[Begin Available records]

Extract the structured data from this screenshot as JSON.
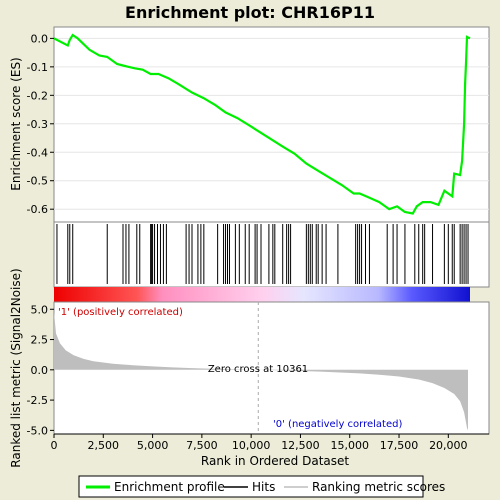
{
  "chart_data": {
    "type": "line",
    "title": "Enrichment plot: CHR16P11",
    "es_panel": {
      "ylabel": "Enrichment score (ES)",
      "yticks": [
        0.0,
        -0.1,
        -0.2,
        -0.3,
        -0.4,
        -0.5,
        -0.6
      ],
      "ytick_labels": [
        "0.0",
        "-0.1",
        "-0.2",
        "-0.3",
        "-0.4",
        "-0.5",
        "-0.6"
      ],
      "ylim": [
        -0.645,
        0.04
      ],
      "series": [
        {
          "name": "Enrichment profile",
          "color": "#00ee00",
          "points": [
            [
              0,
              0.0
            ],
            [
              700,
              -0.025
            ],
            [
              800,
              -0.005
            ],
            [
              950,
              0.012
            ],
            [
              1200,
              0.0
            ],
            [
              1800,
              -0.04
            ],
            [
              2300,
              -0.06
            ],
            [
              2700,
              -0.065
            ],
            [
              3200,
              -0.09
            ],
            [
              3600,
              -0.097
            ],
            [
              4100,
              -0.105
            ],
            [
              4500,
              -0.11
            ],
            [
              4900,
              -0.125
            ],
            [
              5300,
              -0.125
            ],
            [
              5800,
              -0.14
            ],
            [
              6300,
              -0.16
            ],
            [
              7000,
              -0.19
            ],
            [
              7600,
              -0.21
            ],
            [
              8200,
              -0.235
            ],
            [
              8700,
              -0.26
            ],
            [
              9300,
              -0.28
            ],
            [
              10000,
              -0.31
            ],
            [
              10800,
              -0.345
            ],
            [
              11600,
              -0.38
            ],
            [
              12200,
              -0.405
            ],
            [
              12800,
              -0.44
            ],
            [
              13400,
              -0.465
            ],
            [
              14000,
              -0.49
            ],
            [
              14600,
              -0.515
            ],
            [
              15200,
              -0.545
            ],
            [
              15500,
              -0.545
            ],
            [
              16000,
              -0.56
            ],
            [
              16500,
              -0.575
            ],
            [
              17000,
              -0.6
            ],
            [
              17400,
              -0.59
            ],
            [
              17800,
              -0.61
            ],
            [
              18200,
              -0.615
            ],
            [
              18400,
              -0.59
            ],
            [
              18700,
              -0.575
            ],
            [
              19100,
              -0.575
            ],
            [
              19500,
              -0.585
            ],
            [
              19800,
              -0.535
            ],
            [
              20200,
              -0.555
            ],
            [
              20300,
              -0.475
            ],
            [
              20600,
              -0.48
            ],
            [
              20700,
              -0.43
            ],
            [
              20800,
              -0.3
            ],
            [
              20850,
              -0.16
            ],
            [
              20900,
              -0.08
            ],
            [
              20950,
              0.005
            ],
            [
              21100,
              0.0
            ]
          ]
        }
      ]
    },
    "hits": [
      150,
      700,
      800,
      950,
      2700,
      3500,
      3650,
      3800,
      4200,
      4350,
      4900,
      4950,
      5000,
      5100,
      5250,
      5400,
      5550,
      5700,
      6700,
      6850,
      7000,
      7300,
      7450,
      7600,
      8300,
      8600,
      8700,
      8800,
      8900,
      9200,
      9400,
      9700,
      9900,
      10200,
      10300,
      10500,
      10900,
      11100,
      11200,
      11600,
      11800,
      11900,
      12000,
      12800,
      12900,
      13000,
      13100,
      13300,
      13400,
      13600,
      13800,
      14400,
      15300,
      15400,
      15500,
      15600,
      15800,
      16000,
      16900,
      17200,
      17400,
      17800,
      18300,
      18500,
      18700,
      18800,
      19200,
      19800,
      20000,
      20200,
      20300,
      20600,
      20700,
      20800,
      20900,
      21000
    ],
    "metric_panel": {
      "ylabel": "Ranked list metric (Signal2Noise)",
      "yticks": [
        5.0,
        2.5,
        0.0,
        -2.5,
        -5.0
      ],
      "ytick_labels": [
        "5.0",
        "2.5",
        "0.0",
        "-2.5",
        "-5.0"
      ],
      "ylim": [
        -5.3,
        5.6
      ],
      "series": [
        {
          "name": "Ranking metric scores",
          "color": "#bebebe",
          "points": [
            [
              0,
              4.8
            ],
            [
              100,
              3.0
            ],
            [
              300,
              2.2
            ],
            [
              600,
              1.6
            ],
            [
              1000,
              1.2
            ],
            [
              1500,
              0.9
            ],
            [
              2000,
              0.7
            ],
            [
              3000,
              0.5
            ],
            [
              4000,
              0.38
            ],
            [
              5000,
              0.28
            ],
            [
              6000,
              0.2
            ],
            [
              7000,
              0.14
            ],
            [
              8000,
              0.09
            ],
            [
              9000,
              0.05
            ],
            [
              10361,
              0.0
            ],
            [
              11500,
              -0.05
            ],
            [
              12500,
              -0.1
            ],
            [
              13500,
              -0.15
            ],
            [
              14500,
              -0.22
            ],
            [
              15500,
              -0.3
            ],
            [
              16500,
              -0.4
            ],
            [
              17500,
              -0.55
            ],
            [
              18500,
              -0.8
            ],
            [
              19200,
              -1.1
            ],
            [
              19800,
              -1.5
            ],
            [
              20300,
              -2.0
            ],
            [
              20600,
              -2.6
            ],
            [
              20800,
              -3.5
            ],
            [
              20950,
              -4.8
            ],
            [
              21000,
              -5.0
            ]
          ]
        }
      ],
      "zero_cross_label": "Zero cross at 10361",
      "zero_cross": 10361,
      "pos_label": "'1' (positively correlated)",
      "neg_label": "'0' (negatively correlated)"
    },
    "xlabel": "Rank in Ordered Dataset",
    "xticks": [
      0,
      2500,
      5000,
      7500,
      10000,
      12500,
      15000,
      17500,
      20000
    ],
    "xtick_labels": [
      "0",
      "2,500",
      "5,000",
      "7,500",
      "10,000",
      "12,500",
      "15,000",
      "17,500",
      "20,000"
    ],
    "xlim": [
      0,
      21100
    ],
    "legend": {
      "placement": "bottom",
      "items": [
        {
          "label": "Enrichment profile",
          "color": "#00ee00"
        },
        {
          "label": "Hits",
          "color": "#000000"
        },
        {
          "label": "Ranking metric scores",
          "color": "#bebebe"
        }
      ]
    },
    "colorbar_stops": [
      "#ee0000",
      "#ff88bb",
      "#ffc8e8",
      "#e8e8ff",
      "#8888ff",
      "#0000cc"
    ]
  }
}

[End Available records]

Written instruction:
Leaving the pictures aside, transcribe the entire listing exactly.

Worked answer:
Extract the structured data from this screenshot as JSON.
{
  "chart_data": {
    "type": "line",
    "title": "Enrichment plot: CHR16P11",
    "es_panel": {
      "ylabel": "Enrichment score (ES)",
      "yticks": [
        0.0,
        -0.1,
        -0.2,
        -0.3,
        -0.4,
        -0.5,
        -0.6
      ],
      "ytick_labels": [
        "0.0",
        "-0.1",
        "-0.2",
        "-0.3",
        "-0.4",
        "-0.5",
        "-0.6"
      ],
      "ylim": [
        -0.645,
        0.04
      ],
      "series": [
        {
          "name": "Enrichment profile",
          "color": "#00ee00",
          "points": [
            [
              0,
              0.0
            ],
            [
              700,
              -0.025
            ],
            [
              800,
              -0.005
            ],
            [
              950,
              0.012
            ],
            [
              1200,
              0.0
            ],
            [
              1800,
              -0.04
            ],
            [
              2300,
              -0.06
            ],
            [
              2700,
              -0.065
            ],
            [
              3200,
              -0.09
            ],
            [
              3600,
              -0.097
            ],
            [
              4100,
              -0.105
            ],
            [
              4500,
              -0.11
            ],
            [
              4900,
              -0.125
            ],
            [
              5300,
              -0.125
            ],
            [
              5800,
              -0.14
            ],
            [
              6300,
              -0.16
            ],
            [
              7000,
              -0.19
            ],
            [
              7600,
              -0.21
            ],
            [
              8200,
              -0.235
            ],
            [
              8700,
              -0.26
            ],
            [
              9300,
              -0.28
            ],
            [
              10000,
              -0.31
            ],
            [
              10800,
              -0.345
            ],
            [
              11600,
              -0.38
            ],
            [
              12200,
              -0.405
            ],
            [
              12800,
              -0.44
            ],
            [
              13400,
              -0.465
            ],
            [
              14000,
              -0.49
            ],
            [
              14600,
              -0.515
            ],
            [
              15200,
              -0.545
            ],
            [
              15500,
              -0.545
            ],
            [
              16000,
              -0.56
            ],
            [
              16500,
              -0.575
            ],
            [
              17000,
              -0.6
            ],
            [
              17400,
              -0.59
            ],
            [
              17800,
              -0.61
            ],
            [
              18200,
              -0.615
            ],
            [
              18400,
              -0.59
            ],
            [
              18700,
              -0.575
            ],
            [
              19100,
              -0.575
            ],
            [
              19500,
              -0.585
            ],
            [
              19800,
              -0.535
            ],
            [
              20200,
              -0.555
            ],
            [
              20300,
              -0.475
            ],
            [
              20600,
              -0.48
            ],
            [
              20700,
              -0.43
            ],
            [
              20800,
              -0.3
            ],
            [
              20850,
              -0.16
            ],
            [
              20900,
              -0.08
            ],
            [
              20950,
              0.005
            ],
            [
              21100,
              0.0
            ]
          ]
        }
      ]
    },
    "hits": [
      150,
      700,
      800,
      950,
      2700,
      3500,
      3650,
      3800,
      4200,
      4350,
      4900,
      4950,
      5000,
      5100,
      5250,
      5400,
      5550,
      5700,
      6700,
      6850,
      7000,
      7300,
      7450,
      7600,
      8300,
      8600,
      8700,
      8800,
      8900,
      9200,
      9400,
      9700,
      9900,
      10200,
      10300,
      10500,
      10900,
      11100,
      11200,
      11600,
      11800,
      11900,
      12000,
      12800,
      12900,
      13000,
      13100,
      13300,
      13400,
      13600,
      13800,
      14400,
      15300,
      15400,
      15500,
      15600,
      15800,
      16000,
      16900,
      17200,
      17400,
      17800,
      18300,
      18500,
      18700,
      18800,
      19200,
      19800,
      20000,
      20200,
      20300,
      20600,
      20700,
      20800,
      20900,
      21000
    ],
    "metric_panel": {
      "ylabel": "Ranked list metric (Signal2Noise)",
      "yticks": [
        5.0,
        2.5,
        0.0,
        -2.5,
        -5.0
      ],
      "ytick_labels": [
        "5.0",
        "2.5",
        "0.0",
        "-2.5",
        "-5.0"
      ],
      "ylim": [
        -5.3,
        5.6
      ],
      "series": [
        {
          "name": "Ranking metric scores",
          "color": "#bebebe",
          "points": [
            [
              0,
              4.8
            ],
            [
              100,
              3.0
            ],
            [
              300,
              2.2
            ],
            [
              600,
              1.6
            ],
            [
              1000,
              1.2
            ],
            [
              1500,
              0.9
            ],
            [
              2000,
              0.7
            ],
            [
              3000,
              0.5
            ],
            [
              4000,
              0.38
            ],
            [
              5000,
              0.28
            ],
            [
              6000,
              0.2
            ],
            [
              7000,
              0.14
            ],
            [
              8000,
              0.09
            ],
            [
              9000,
              0.05
            ],
            [
              10361,
              0.0
            ],
            [
              11500,
              -0.05
            ],
            [
              12500,
              -0.1
            ],
            [
              13500,
              -0.15
            ],
            [
              14500,
              -0.22
            ],
            [
              15500,
              -0.3
            ],
            [
              16500,
              -0.4
            ],
            [
              17500,
              -0.55
            ],
            [
              18500,
              -0.8
            ],
            [
              19200,
              -1.1
            ],
            [
              19800,
              -1.5
            ],
            [
              20300,
              -2.0
            ],
            [
              20600,
              -2.6
            ],
            [
              20800,
              -3.5
            ],
            [
              20950,
              -4.8
            ],
            [
              21000,
              -5.0
            ]
          ]
        }
      ],
      "zero_cross_label": "Zero cross at 10361",
      "zero_cross": 10361,
      "pos_label": "'1' (positively correlated)",
      "neg_label": "'0' (negatively correlated)"
    },
    "xlabel": "Rank in Ordered Dataset",
    "xticks": [
      0,
      2500,
      5000,
      7500,
      10000,
      12500,
      15000,
      17500,
      20000
    ],
    "xtick_labels": [
      "0",
      "2,500",
      "5,000",
      "7,500",
      "10,000",
      "12,500",
      "15,000",
      "17,500",
      "20,000"
    ],
    "xlim": [
      0,
      21100
    ],
    "legend": {
      "placement": "bottom",
      "items": [
        {
          "label": "Enrichment profile",
          "color": "#00ee00"
        },
        {
          "label": "Hits",
          "color": "#000000"
        },
        {
          "label": "Ranking metric scores",
          "color": "#bebebe"
        }
      ]
    },
    "colorbar_stops": [
      "#ee0000",
      "#ff88bb",
      "#ffc8e8",
      "#e8e8ff",
      "#8888ff",
      "#0000cc"
    ]
  }
}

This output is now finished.